### Records provided

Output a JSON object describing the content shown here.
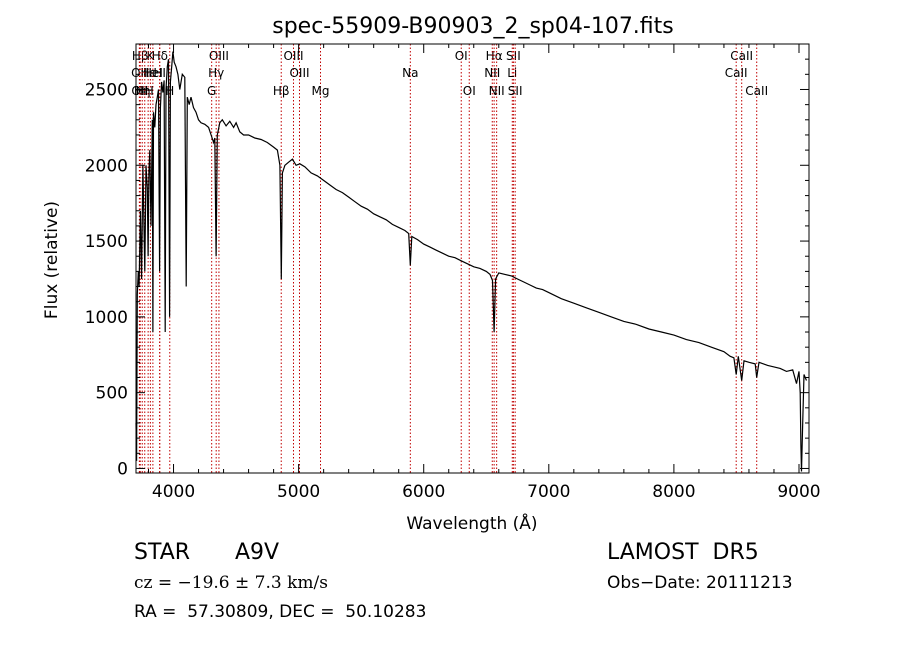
{
  "chart_data": {
    "type": "line",
    "title": "spec-55909-B90903_2_sp04-107.fits",
    "xlabel": "Wavelength (Å)",
    "ylabel": "Flux (relative)",
    "xlim": [
      3700,
      9080
    ],
    "ylim": [
      -30,
      2800
    ],
    "xticks": [
      4000,
      5000,
      6000,
      7000,
      8000,
      9000
    ],
    "yticks": [
      0,
      500,
      1000,
      1500,
      2000,
      2500
    ],
    "grid": false,
    "series": [
      {
        "x": [
          3700,
          3705,
          3710,
          3718,
          3725,
          3735,
          3745,
          3755,
          3770,
          3780,
          3790,
          3797,
          3803,
          3810,
          3820,
          3830,
          3835,
          3840,
          3850,
          3860,
          3870,
          3880,
          3889,
          3895,
          3905,
          3915,
          3925,
          3933.7,
          3940,
          3950,
          3960,
          3968.5,
          3975,
          3985,
          3995,
          4005,
          4020,
          4035,
          4050,
          4070,
          4090,
          4101.7,
          4110,
          4125,
          4140,
          4160,
          4180,
          4200,
          4220,
          4250,
          4280,
          4300,
          4320,
          4330,
          4340.5,
          4350,
          4370,
          4390,
          4420,
          4450,
          4480,
          4500,
          4530,
          4560,
          4600,
          4650,
          4700,
          4750,
          4800,
          4830,
          4850,
          4861.3,
          4870,
          4890,
          4920,
          4950,
          4980,
          5010,
          5050,
          5100,
          5150,
          5200,
          5250,
          5300,
          5350,
          5400,
          5450,
          5500,
          5550,
          5600,
          5650,
          5700,
          5750,
          5800,
          5850,
          5880,
          5893,
          5905,
          5950,
          6000,
          6050,
          6100,
          6150,
          6200,
          6250,
          6300,
          6350,
          6400,
          6450,
          6500,
          6530,
          6550,
          6562.8,
          6575,
          6600,
          6650,
          6700,
          6750,
          6800,
          6850,
          6900,
          6950,
          7000,
          7100,
          7200,
          7300,
          7400,
          7500,
          7600,
          7700,
          7800,
          7900,
          8000,
          8100,
          8200,
          8300,
          8400,
          8450,
          8480,
          8498,
          8515,
          8542,
          8560,
          8600,
          8650,
          8662,
          8680,
          8750,
          8800,
          8850,
          8900,
          8950,
          8980,
          9000,
          9010,
          9015,
          9020,
          9030,
          9040,
          9050,
          9060
        ],
        "y": [
          300,
          50,
          1150,
          1300,
          1200,
          1700,
          1250,
          2000,
          1300,
          2000,
          1850,
          1400,
          1950,
          2100,
          1600,
          2300,
          900,
          2350,
          2250,
          2400,
          2450,
          2500,
          1300,
          2380,
          2550,
          2480,
          2560,
          900,
          2500,
          2650,
          2700,
          1000,
          2550,
          2650,
          2750,
          2680,
          2650,
          2600,
          2500,
          2600,
          2580,
          1200,
          2450,
          2400,
          2450,
          2380,
          2350,
          2300,
          2280,
          2270,
          2250,
          2200,
          2150,
          2180,
          1400,
          2200,
          2280,
          2300,
          2260,
          2290,
          2250,
          2280,
          2220,
          2200,
          2200,
          2180,
          2170,
          2150,
          2120,
          2100,
          2000,
          1250,
          1950,
          2000,
          2020,
          2040,
          2000,
          2010,
          1990,
          1950,
          1930,
          1900,
          1870,
          1840,
          1820,
          1790,
          1760,
          1730,
          1710,
          1680,
          1660,
          1640,
          1610,
          1590,
          1570,
          1550,
          1340,
          1530,
          1510,
          1480,
          1460,
          1440,
          1420,
          1400,
          1390,
          1370,
          1350,
          1330,
          1320,
          1300,
          1280,
          1240,
          900,
          1250,
          1290,
          1280,
          1270,
          1250,
          1230,
          1210,
          1190,
          1180,
          1160,
          1120,
          1090,
          1060,
          1030,
          1000,
          970,
          950,
          920,
          900,
          880,
          850,
          830,
          800,
          770,
          740,
          730,
          620,
          740,
          580,
          710,
          700,
          690,
          600,
          700,
          680,
          670,
          660,
          640,
          650,
          560,
          640,
          500,
          150,
          -20,
          300,
          620,
          600,
          580
        ]
      }
    ],
    "line_markers": [
      {
        "label": "Hβ",
        "x": 3734,
        "row": 0
      },
      {
        "label": "K",
        "x": 3815,
        "row": 0
      },
      {
        "label": "Hδ",
        "x": 3890,
        "row": 0
      },
      {
        "label": "OII",
        "x": 3727,
        "row": 1
      },
      {
        "label": "Hε",
        "x": 3797,
        "row": 1
      },
      {
        "label": "HeI",
        "x": 3835,
        "row": 1
      },
      {
        "label": "HI",
        "x": 3889,
        "row": 1
      },
      {
        "label": "OII",
        "x": 3729,
        "row": 2
      },
      {
        "label": "Hη",
        "x": 3750,
        "row": 2
      },
      {
        "label": "HH",
        "x": 3770,
        "row": 2
      },
      {
        "label": "H",
        "x": 3970,
        "row": 2
      },
      {
        "label": "OIII",
        "x": 4363,
        "row": 0
      },
      {
        "label": "Hγ",
        "x": 4341,
        "row": 1
      },
      {
        "label": "G",
        "x": 4305,
        "row": 2
      },
      {
        "label": "OIII",
        "x": 4959,
        "row": 0
      },
      {
        "label": "OIII",
        "x": 5007,
        "row": 1
      },
      {
        "label": "Hβ",
        "x": 4861,
        "row": 2
      },
      {
        "label": "Mg",
        "x": 5175,
        "row": 2
      },
      {
        "label": "Na",
        "x": 5893,
        "row": 1
      },
      {
        "label": "OI",
        "x": 6300,
        "row": 0
      },
      {
        "label": "OI",
        "x": 6364,
        "row": 2
      },
      {
        "label": "Hα",
        "x": 6563,
        "row": 0
      },
      {
        "label": "SII",
        "x": 6717,
        "row": 0
      },
      {
        "label": "NII",
        "x": 6548,
        "row": 1
      },
      {
        "label": "Li",
        "x": 6708,
        "row": 1
      },
      {
        "label": "NII",
        "x": 6583,
        "row": 2
      },
      {
        "label": "SII",
        "x": 6731,
        "row": 2
      },
      {
        "label": "CaII",
        "x": 8542,
        "row": 0
      },
      {
        "label": "CaII",
        "x": 8498,
        "row": 1
      },
      {
        "label": "CaII",
        "x": 8662,
        "row": 2
      }
    ]
  },
  "footer": {
    "object_class": "STAR",
    "subclass": "A9V",
    "survey": "LAMOST  DR5",
    "cz": "cz = −19.6 ± 7.3 km/s",
    "obs_date": "Obs−Date: 20111213",
    "coords": "RA =  57.30809, DEC =  50.10283"
  },
  "colors": {
    "marker_line": "#c00000",
    "spectrum": "#000000"
  }
}
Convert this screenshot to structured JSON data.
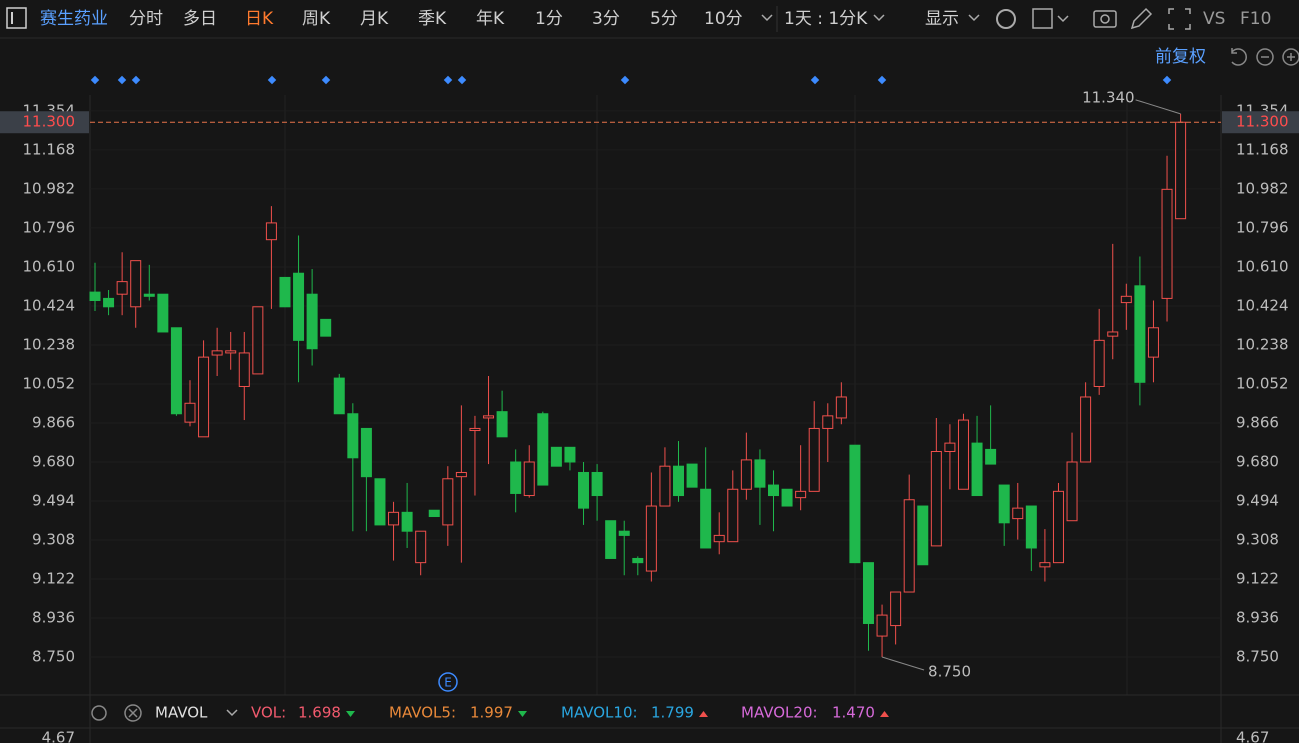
{
  "toolbar": {
    "stock_name": "赛生药业",
    "tabs": [
      "分时",
      "多日",
      "日K",
      "周K",
      "月K",
      "季K",
      "年K",
      "1分",
      "3分",
      "5分",
      "10分"
    ],
    "active_tab": "日K",
    "period": "1天 : 1分K",
    "display": "显示",
    "vs": "VS",
    "f10": "F10",
    "adjust": "前复权"
  },
  "chart_data": {
    "type": "candlestick",
    "open": [
      10.49,
      10.46,
      10.48,
      10.42,
      10.48,
      10.48,
      10.32,
      9.87,
      9.8,
      10.19,
      10.2,
      10.04,
      10.1,
      10.74,
      10.56,
      10.58,
      10.48,
      10.36,
      10.08,
      9.91,
      9.84,
      9.6,
      9.38,
      9.44,
      9.2,
      9.45,
      9.38,
      9.61,
      9.83,
      9.89,
      9.92,
      9.68,
      9.52,
      9.91,
      9.75,
      9.75,
      9.63,
      9.63,
      9.4,
      9.35,
      9.22,
      9.16,
      9.47,
      9.66,
      9.67,
      9.55,
      9.3,
      9.3,
      9.55,
      9.69,
      9.57,
      9.55,
      9.51,
      9.54,
      9.84,
      9.89,
      9.76,
      9.2,
      8.85,
      8.9,
      9.06,
      9.47,
      9.28,
      9.73,
      9.55,
      9.77,
      9.74,
      9.57,
      9.41,
      9.47,
      9.18,
      9.2,
      9.4,
      9.68,
      10.04,
      10.28,
      10.44,
      10.52,
      10.18,
      10.46,
      10.84
    ],
    "high": [
      10.63,
      10.5,
      10.68,
      10.64,
      10.62,
      10.48,
      10.32,
      10.07,
      10.26,
      10.32,
      10.3,
      10.3,
      10.42,
      10.9,
      10.56,
      10.76,
      10.6,
      10.36,
      10.1,
      9.96,
      9.84,
      9.6,
      9.49,
      9.58,
      9.35,
      9.45,
      9.66,
      9.95,
      9.9,
      10.09,
      10.02,
      9.74,
      9.76,
      9.92,
      9.75,
      9.75,
      9.68,
      9.67,
      9.4,
      9.4,
      9.23,
      9.63,
      9.75,
      9.78,
      9.67,
      9.75,
      9.44,
      9.64,
      9.82,
      9.74,
      9.64,
      9.55,
      9.76,
      9.97,
      9.96,
      10.06,
      9.76,
      9.2,
      9.0,
      9.06,
      9.62,
      9.47,
      9.89,
      9.86,
      9.91,
      9.9,
      9.95,
      9.57,
      9.58,
      9.47,
      9.36,
      9.58,
      9.82,
      10.06,
      10.41,
      10.72,
      10.53,
      10.66,
      10.45,
      11.14,
      11.34
    ],
    "low": [
      10.4,
      10.38,
      10.38,
      10.32,
      10.45,
      10.3,
      9.9,
      9.85,
      9.8,
      10.09,
      10.12,
      9.88,
      10.1,
      10.41,
      10.42,
      10.06,
      10.14,
      10.28,
      9.91,
      9.35,
      9.35,
      9.38,
      9.21,
      9.27,
      9.14,
      9.42,
      9.28,
      9.2,
      9.52,
      9.67,
      9.8,
      9.44,
      9.51,
      9.57,
      9.66,
      9.64,
      9.38,
      9.4,
      9.22,
      9.14,
      9.14,
      9.11,
      9.47,
      9.49,
      9.56,
      9.27,
      9.24,
      9.3,
      9.5,
      9.38,
      9.35,
      9.47,
      9.45,
      9.54,
      9.68,
      9.86,
      9.2,
      8.78,
      8.75,
      8.81,
      9.06,
      9.19,
      9.28,
      9.55,
      9.55,
      9.52,
      9.67,
      9.28,
      9.31,
      9.16,
      9.11,
      9.2,
      9.4,
      9.68,
      10.0,
      10.17,
      10.31,
      9.95,
      10.06,
      10.35,
      10.84
    ],
    "close": [
      10.45,
      10.42,
      10.54,
      10.64,
      10.47,
      10.3,
      9.91,
      9.96,
      10.18,
      10.21,
      10.21,
      10.2,
      10.42,
      10.82,
      10.42,
      10.26,
      10.22,
      10.28,
      9.91,
      9.7,
      9.61,
      9.38,
      9.44,
      9.35,
      9.35,
      9.42,
      9.6,
      9.63,
      9.84,
      9.9,
      9.8,
      9.53,
      9.68,
      9.57,
      9.66,
      9.68,
      9.46,
      9.52,
      9.22,
      9.33,
      9.2,
      9.47,
      9.66,
      9.52,
      9.56,
      9.27,
      9.33,
      9.55,
      9.69,
      9.56,
      9.52,
      9.47,
      9.54,
      9.84,
      9.9,
      9.99,
      9.2,
      8.91,
      8.95,
      9.06,
      9.5,
      9.19,
      9.73,
      9.77,
      9.88,
      9.52,
      9.67,
      9.39,
      9.46,
      9.27,
      9.2,
      9.54,
      9.68,
      9.99,
      10.26,
      10.3,
      10.47,
      10.06,
      10.32,
      10.98,
      11.3
    ],
    "up_color": "#f0504c",
    "down_color": "#1fb84c",
    "ylim": [
      8.569,
      11.406
    ],
    "yticks": [
      11.354,
      11.168,
      10.982,
      10.796,
      {
        "value": 10.61,
        "label": "10.610"
      },
      10.424,
      10.238,
      10.052,
      9.866,
      {
        "value": 9.68,
        "label": "9.680"
      },
      9.494,
      9.308,
      9.122,
      8.936,
      {
        "value": 8.75,
        "label": "8.750"
      }
    ],
    "grid": true,
    "current_price": {
      "value": 11.3,
      "label": "11.300"
    },
    "high_label": {
      "value": 11.34,
      "label": "11.340"
    },
    "low_label": {
      "value": 8.75,
      "label": "8.750"
    }
  },
  "volume_panel": {
    "indicator": "MAVOL",
    "items": [
      {
        "name": "VOL:",
        "value": "1.698"
      },
      {
        "name": "MAVOL5:",
        "value": "1.997"
      },
      {
        "name": "MAVOL10:",
        "value": "1.799"
      },
      {
        "name": "MAVOL20:",
        "value": "1.470"
      }
    ],
    "axis_top": "4.67",
    "event_marker": "E"
  }
}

### Task to carry out
In the records above, locate the lines holding the word "value". Copy each of them.

### Response
        "value": 10.61,
        "value": 9.68,
        "value": 8.75,
      "value": 11.3,
      "value": 11.34,
      "value": 8.75,
        "value": "1.698"
        "value": "1.997"
        "value": "1.799"
        "value": "1.470"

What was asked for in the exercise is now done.